GOAL: Using the data below, gather each line that includes the word "streaming".
□ □ □
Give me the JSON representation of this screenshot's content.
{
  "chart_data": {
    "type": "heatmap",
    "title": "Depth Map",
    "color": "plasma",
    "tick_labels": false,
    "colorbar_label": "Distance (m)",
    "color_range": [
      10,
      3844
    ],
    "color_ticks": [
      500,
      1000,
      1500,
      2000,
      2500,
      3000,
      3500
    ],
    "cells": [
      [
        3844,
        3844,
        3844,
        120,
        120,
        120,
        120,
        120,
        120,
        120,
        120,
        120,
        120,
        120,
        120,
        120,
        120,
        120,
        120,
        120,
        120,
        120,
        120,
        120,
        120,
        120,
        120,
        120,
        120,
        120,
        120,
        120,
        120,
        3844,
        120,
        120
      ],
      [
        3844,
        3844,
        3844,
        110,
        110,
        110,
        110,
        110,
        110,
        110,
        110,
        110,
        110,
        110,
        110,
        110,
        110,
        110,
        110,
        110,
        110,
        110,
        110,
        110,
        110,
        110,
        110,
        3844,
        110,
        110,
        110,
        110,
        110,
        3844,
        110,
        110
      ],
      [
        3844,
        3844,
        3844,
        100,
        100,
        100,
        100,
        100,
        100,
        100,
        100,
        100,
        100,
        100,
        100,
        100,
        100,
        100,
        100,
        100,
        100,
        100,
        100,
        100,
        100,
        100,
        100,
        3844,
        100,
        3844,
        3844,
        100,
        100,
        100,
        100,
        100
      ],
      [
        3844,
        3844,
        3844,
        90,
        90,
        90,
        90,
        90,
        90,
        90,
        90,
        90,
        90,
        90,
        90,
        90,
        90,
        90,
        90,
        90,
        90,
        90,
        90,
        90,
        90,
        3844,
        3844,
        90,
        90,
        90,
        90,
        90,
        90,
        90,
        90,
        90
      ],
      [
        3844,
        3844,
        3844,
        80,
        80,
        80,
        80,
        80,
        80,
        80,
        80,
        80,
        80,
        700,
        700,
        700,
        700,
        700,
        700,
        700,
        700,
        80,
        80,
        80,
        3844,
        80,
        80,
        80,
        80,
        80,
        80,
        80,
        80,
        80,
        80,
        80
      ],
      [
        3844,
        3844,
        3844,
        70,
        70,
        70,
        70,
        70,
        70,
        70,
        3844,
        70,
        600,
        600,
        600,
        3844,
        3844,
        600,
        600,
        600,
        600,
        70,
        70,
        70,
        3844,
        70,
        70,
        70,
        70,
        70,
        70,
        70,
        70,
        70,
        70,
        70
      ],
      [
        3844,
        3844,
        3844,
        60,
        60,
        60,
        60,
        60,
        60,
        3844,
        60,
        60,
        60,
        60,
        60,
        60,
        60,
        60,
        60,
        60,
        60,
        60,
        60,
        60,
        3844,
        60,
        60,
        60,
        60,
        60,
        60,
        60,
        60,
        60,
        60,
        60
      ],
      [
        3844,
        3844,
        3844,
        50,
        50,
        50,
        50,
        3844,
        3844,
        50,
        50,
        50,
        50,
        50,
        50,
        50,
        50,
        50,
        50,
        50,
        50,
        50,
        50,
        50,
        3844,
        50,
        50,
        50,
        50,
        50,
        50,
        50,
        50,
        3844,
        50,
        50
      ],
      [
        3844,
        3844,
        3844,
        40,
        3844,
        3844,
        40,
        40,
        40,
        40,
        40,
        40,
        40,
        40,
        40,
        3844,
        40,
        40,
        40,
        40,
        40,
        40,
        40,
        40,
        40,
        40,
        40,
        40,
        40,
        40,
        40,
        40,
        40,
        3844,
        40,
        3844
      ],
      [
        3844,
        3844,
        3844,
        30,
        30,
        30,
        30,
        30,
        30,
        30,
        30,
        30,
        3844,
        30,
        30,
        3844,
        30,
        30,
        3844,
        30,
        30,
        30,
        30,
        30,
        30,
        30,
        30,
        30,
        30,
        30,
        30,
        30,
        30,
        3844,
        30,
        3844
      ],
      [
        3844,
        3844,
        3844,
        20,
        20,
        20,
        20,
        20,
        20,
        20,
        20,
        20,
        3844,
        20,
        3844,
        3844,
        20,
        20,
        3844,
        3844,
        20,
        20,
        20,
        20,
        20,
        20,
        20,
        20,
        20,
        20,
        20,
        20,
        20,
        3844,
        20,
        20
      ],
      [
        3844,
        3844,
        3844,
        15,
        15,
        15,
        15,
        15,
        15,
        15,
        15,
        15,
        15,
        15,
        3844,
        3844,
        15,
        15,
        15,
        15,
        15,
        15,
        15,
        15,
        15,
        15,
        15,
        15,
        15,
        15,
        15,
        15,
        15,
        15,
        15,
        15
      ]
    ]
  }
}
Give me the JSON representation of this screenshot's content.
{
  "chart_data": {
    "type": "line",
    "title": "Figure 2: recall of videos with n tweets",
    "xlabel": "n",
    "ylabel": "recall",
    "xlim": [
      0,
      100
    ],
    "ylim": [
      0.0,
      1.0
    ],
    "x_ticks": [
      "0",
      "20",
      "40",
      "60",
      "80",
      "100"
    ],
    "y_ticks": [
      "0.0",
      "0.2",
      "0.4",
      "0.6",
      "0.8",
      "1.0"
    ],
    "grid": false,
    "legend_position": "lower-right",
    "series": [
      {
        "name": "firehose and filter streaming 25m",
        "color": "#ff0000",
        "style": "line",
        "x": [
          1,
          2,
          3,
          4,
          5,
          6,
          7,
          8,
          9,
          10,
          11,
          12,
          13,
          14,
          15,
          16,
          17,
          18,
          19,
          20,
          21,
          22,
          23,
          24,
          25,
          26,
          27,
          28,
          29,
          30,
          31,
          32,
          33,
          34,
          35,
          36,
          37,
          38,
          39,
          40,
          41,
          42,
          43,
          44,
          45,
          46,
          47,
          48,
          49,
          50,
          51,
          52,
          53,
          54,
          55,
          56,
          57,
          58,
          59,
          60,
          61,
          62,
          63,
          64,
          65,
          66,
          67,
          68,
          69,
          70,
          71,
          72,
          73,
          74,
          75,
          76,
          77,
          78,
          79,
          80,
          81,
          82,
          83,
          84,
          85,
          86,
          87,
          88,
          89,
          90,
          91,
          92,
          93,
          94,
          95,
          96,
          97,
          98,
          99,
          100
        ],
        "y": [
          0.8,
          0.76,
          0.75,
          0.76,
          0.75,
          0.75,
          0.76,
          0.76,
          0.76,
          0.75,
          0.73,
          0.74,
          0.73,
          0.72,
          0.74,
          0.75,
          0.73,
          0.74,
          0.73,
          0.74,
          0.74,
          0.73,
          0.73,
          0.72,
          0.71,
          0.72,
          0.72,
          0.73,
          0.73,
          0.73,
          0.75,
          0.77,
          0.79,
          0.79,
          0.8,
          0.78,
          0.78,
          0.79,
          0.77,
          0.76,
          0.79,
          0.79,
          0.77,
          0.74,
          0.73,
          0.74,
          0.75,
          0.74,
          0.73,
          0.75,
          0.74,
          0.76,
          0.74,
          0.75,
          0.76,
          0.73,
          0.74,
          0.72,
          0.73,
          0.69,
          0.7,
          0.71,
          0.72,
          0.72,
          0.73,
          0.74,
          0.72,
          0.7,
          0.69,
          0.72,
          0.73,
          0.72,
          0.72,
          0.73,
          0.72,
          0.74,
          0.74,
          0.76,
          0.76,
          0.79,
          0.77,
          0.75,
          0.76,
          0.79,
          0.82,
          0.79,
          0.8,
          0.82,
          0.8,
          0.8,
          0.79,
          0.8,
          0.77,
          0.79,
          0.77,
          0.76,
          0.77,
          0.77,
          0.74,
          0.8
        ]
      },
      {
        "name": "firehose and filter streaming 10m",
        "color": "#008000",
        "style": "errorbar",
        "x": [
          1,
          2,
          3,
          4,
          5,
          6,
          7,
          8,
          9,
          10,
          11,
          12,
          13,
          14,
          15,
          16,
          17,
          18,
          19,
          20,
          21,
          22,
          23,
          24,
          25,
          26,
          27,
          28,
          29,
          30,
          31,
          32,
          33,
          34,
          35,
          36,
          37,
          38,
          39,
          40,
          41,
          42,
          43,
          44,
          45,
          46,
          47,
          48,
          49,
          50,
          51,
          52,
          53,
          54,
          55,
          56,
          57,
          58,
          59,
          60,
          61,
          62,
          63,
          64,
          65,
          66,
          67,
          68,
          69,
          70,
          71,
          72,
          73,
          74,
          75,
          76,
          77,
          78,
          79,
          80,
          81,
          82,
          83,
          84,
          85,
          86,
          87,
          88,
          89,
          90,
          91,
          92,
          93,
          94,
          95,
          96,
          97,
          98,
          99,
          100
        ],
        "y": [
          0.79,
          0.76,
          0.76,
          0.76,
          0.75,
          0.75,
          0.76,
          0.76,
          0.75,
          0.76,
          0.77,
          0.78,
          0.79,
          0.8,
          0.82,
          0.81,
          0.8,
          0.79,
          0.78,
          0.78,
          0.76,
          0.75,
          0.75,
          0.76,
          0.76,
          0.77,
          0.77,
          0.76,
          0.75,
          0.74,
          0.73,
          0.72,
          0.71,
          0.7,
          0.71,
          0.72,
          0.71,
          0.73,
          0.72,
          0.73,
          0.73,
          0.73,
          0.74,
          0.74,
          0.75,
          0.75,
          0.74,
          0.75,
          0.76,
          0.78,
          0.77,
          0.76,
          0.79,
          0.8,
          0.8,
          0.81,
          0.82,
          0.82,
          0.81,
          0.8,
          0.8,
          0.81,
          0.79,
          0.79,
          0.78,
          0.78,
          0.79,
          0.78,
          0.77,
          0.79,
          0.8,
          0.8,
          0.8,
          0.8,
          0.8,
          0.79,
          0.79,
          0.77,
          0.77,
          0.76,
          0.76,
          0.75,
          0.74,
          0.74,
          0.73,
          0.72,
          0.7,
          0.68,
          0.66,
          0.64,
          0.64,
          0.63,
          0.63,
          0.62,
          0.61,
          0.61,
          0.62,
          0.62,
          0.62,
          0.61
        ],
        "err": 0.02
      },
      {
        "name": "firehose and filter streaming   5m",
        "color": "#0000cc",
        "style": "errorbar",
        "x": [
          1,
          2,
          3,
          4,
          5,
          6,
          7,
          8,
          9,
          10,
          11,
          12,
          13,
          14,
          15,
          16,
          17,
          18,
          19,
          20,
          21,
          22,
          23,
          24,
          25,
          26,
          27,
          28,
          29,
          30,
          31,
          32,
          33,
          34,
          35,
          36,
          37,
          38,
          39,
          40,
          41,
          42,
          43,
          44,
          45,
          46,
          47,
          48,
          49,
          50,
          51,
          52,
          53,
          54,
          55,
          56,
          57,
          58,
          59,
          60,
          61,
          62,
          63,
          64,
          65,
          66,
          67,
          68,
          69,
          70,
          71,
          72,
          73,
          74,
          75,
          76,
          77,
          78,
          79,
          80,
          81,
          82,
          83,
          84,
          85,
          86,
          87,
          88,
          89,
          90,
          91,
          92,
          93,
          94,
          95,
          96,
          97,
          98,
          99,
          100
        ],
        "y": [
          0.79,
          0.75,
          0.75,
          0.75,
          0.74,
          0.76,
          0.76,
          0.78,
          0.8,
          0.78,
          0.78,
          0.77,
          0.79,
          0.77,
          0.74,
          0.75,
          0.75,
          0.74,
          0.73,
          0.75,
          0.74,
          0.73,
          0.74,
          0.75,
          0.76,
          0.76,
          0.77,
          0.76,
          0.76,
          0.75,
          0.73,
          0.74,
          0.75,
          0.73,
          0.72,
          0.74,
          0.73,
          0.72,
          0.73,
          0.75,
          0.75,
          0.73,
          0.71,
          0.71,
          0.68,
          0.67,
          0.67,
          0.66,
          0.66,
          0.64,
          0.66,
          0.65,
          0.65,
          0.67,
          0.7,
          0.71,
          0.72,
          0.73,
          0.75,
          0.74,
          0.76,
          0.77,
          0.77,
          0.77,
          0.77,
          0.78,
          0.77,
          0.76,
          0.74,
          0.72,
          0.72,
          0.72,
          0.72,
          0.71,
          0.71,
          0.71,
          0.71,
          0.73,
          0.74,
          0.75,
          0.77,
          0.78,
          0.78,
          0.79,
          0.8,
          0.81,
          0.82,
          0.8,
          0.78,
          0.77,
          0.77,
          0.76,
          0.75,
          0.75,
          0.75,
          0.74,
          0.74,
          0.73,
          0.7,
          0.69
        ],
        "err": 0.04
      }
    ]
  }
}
□ □ □
IN RESPONSE:
        "name": "firehose and filter streaming 25m",
        "name": "firehose and filter streaming 10m",
        "name": "firehose and filter streaming   5m",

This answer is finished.